** BEGIN Recorded data **
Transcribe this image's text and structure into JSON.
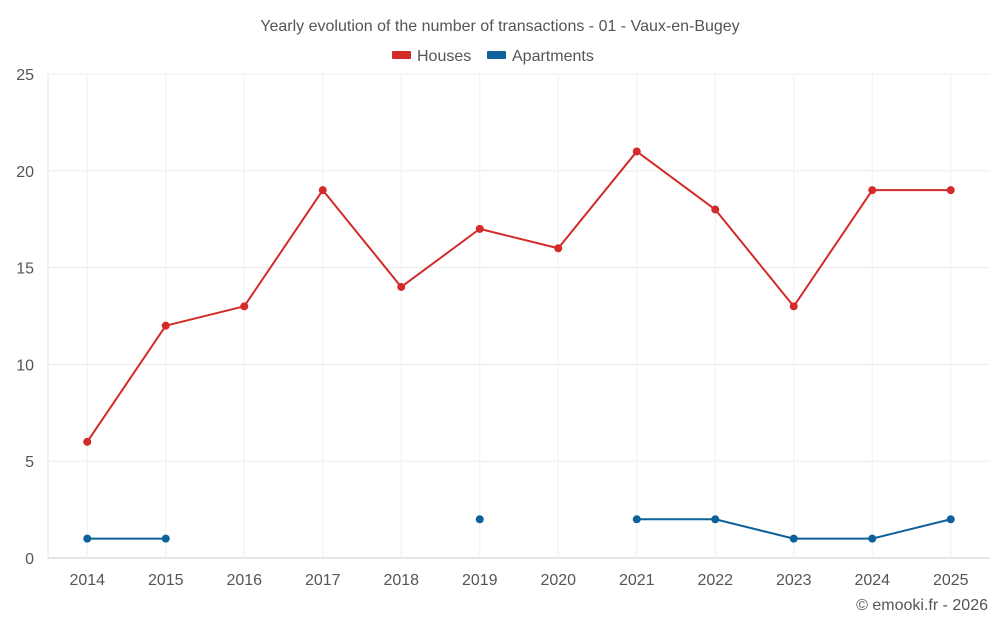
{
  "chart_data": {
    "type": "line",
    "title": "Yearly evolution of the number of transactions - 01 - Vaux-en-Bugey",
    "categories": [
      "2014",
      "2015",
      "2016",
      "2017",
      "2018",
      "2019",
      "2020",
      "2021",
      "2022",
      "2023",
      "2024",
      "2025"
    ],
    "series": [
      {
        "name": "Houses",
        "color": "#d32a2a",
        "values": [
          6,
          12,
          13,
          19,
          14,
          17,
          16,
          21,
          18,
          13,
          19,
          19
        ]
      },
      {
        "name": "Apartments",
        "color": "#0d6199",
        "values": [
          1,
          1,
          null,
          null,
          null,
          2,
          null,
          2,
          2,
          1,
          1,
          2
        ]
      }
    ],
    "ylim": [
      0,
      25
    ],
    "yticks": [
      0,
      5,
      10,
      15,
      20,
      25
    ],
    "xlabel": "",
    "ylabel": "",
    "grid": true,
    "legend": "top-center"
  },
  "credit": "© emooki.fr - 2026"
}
** END Recorded data **
Task directions -
In your copy of the listing above, reproduce each line exactly and omit all pictures.

Reply to the task -
Transcribe this image's text and structure into JSON.
{
  "chart_data": {
    "type": "line",
    "title": "Yearly evolution of the number of transactions - 01 - Vaux-en-Bugey",
    "categories": [
      "2014",
      "2015",
      "2016",
      "2017",
      "2018",
      "2019",
      "2020",
      "2021",
      "2022",
      "2023",
      "2024",
      "2025"
    ],
    "series": [
      {
        "name": "Houses",
        "color": "#d32a2a",
        "values": [
          6,
          12,
          13,
          19,
          14,
          17,
          16,
          21,
          18,
          13,
          19,
          19
        ]
      },
      {
        "name": "Apartments",
        "color": "#0d6199",
        "values": [
          1,
          1,
          null,
          null,
          null,
          2,
          null,
          2,
          2,
          1,
          1,
          2
        ]
      }
    ],
    "ylim": [
      0,
      25
    ],
    "yticks": [
      0,
      5,
      10,
      15,
      20,
      25
    ],
    "xlabel": "",
    "ylabel": "",
    "grid": true,
    "legend": "top-center"
  },
  "credit": "© emooki.fr - 2026"
}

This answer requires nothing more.